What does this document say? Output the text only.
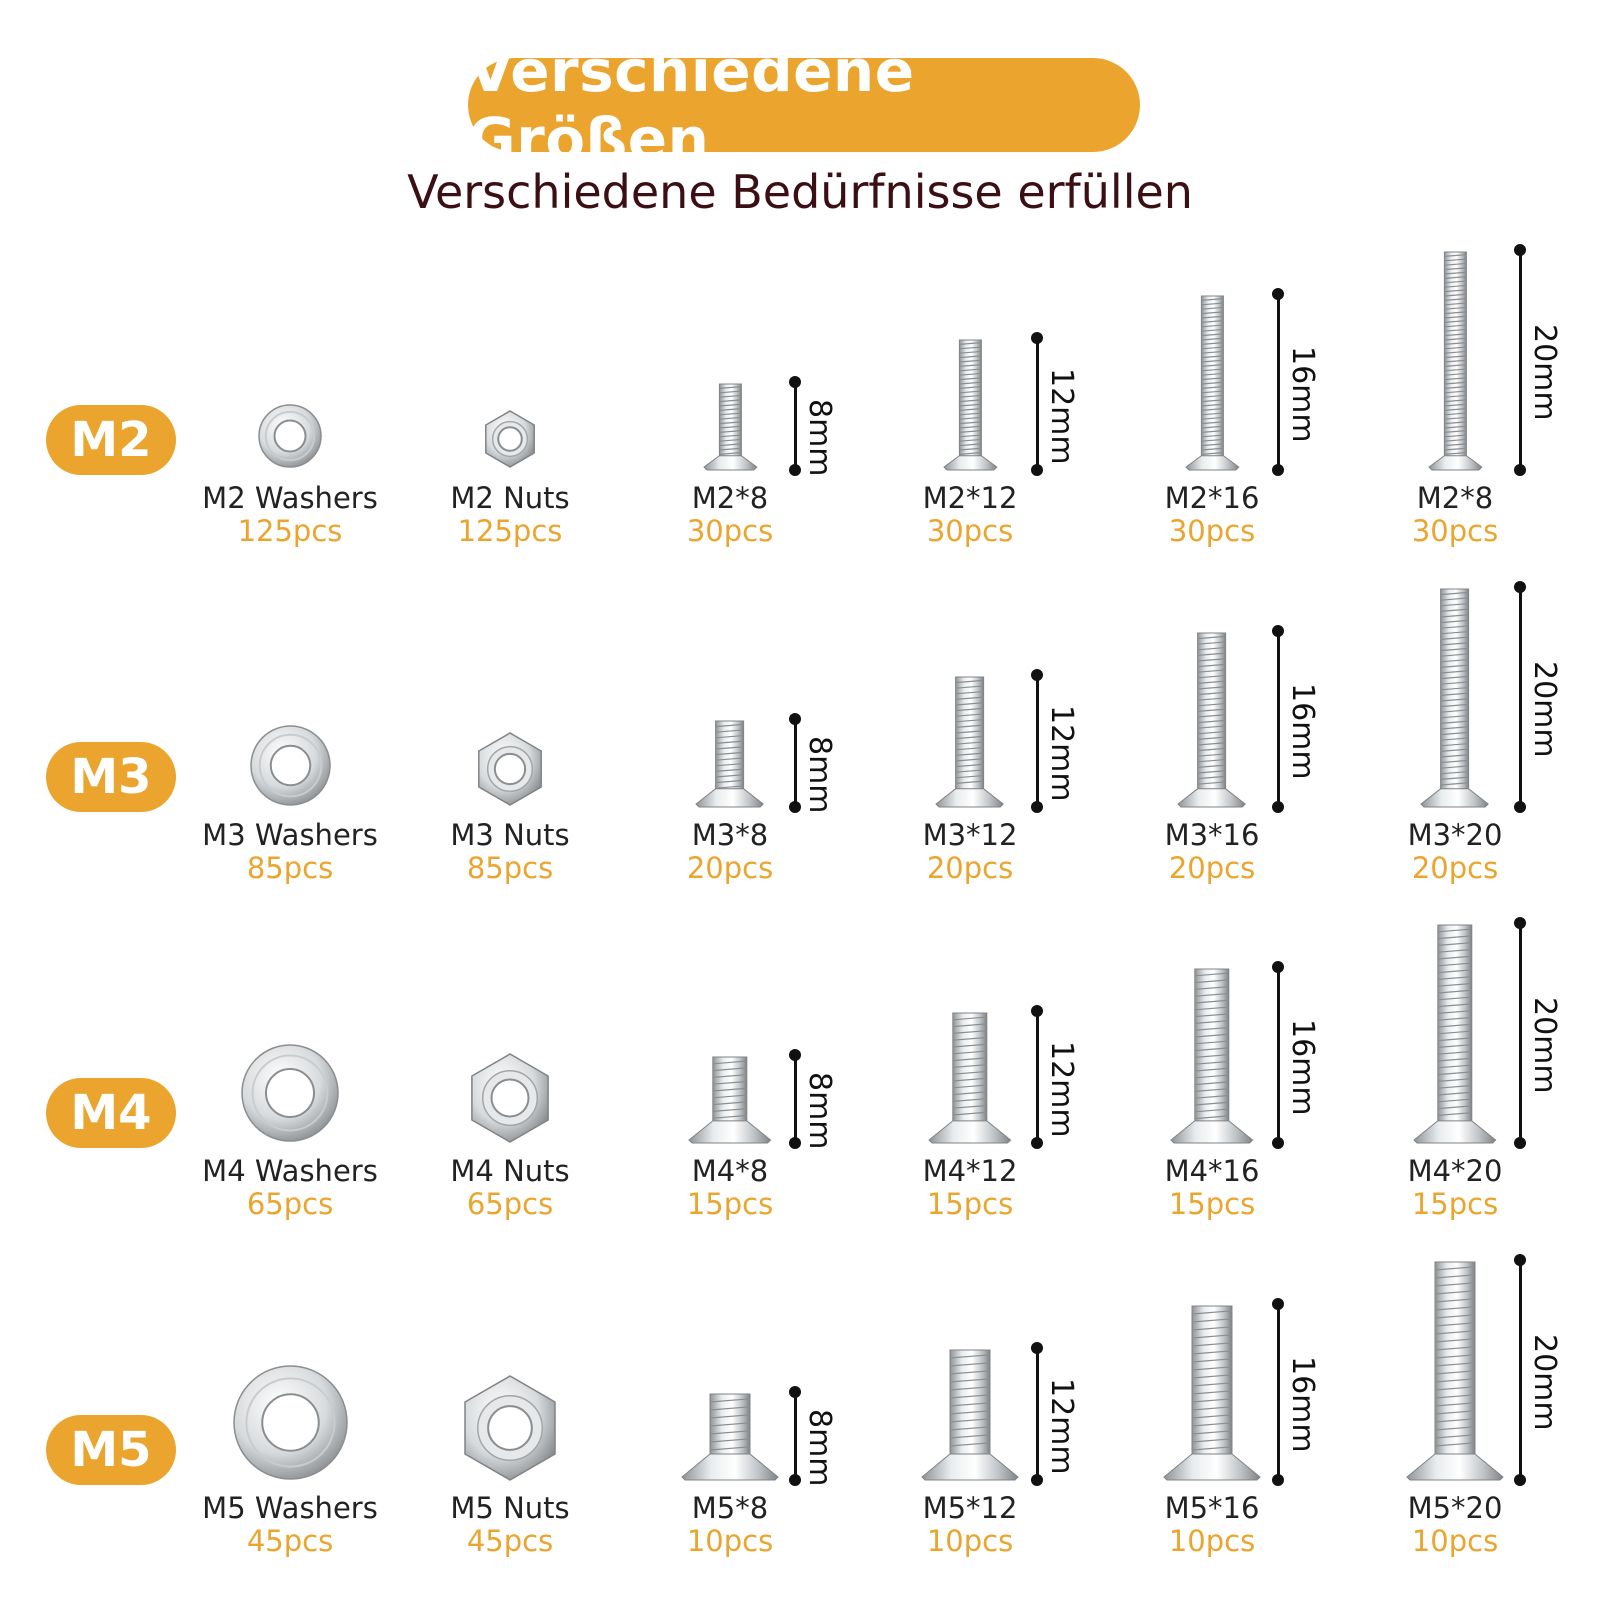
Verschiedene Größen
Verschiedene Bedürfnisse erfüllen
M2
M2 Washers
125pcs
M2 Nuts
125pcs
M2*8
30pcs
M2*12
30pcs
M2*16
30pcs
M2*8
30pcs
8mm	12mm	16mm	20mm
M3
M3 Washers
85pcs
M3 Nuts
85pcs
M3*8
20pcs
M3*12
20pcs
M3*16
20pcs
M3*20
20pcs
8mm	12mm	16mm	20mm
M4
M4 Washers
65pcs
M4 Nuts
65pcs
M4*8
15pcs
M4*12
15pcs
M4*16
15pcs
M4*20
15pcs
8mm	12mm	16mm	20mm
M5
M5 Washers
45pcs
M5 Nuts
45pcs
M5*8
10pcs
M5*12
10pcs
M5*16
10pcs
M5*20
10pcs
8mm	12mm	16mm	20mm
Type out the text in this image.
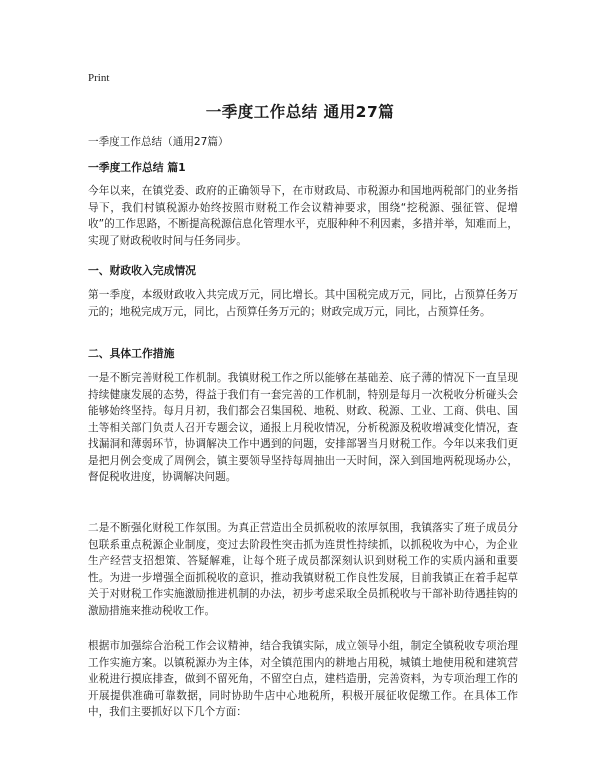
Print
一季度工作总结 通用27篇
一季度工作总结（通用27篇）
一季度工作总结 篇1
今年以来，在镇党委、政府的正确领导下，在市财政局、市税源办和国地两税部门的业务指导下，我们村镇税源办始终按照市财税工作会议精神要求，围绕“挖税源、强征管、促增收”的工作思路，不断提高税源信息化管理水平，克服种种不利因素，多措并举，知难而上，实现了财政税收时间与任务同步。
一、财政收入完成情况
第一季度，本级财政收入共完成万元，同比增长。其中国税完成万元，同比，占预算任务万元的；地税完成万元，同比，占预算任务万元的；财政完成万元，同比，占预算任务。
二、具体工作措施
一是不断完善财税工作机制。我镇财税工作之所以能够在基础差、底子薄的情况下一直呈现持续健康发展的态势，得益于我们有一套完善的工作机制，特别是每月一次税收分析碰头会能够始终坚持。每月月初，我们都会召集国税、地税、财政、税源、工业、工商、供电、国土等相关部门负责人召开专题会议，通报上月税收情况，分析税源及税收增减变化情况，查找漏洞和薄弱环节，协调解决工作中遇到的问题，安排部署当月财税工作。今年以来我们更是把月例会变成了周例会，镇主要领导坚持每周抽出一天时间，深入到国地两税现场办公，督促税收进度，协调解决问题。
二是不断强化财税工作氛围。为真正营造出全员抓税收的浓厚氛围，我镇落实了班子成员分包联系重点税源企业制度，变过去阶段性突击抓为连贯性持续抓，以抓税收为中心，为企业生产经营支招想策、答疑解难，让每个班子成员都深刻认识到财税工作的实质内涵和重要性。为进一步增强全面抓税收的意识，推动我镇财税工作良性发展，目前我镇正在着手起草关于对财税工作实施激励推进机制的办法，初步考虑采取全员抓税收与干部补助待遇挂钩的激励措施来推动税收工作。
根据市加强综合治税工作会议精神，结合我镇实际，成立领导小组，制定全镇税收专项治理工作实施方案。以镇税源办为主体，对全镇范围内的耕地占用税，城镇土地使用税和建筑营业税进行摸底排查，做到不留死角，不留空白点，建档造册，完善资料，为专项治理工作的 开展提供准确可靠数据，同时协助牛店中心地税所，积极开展征收促缴工作。在具体工作中，我们主要抓好以下几个方面：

###

TO BE DONE: Count each line of the data where the word "Washers" appears, then reply with the total only.

RESPONSE TO THE EXERCISE: 4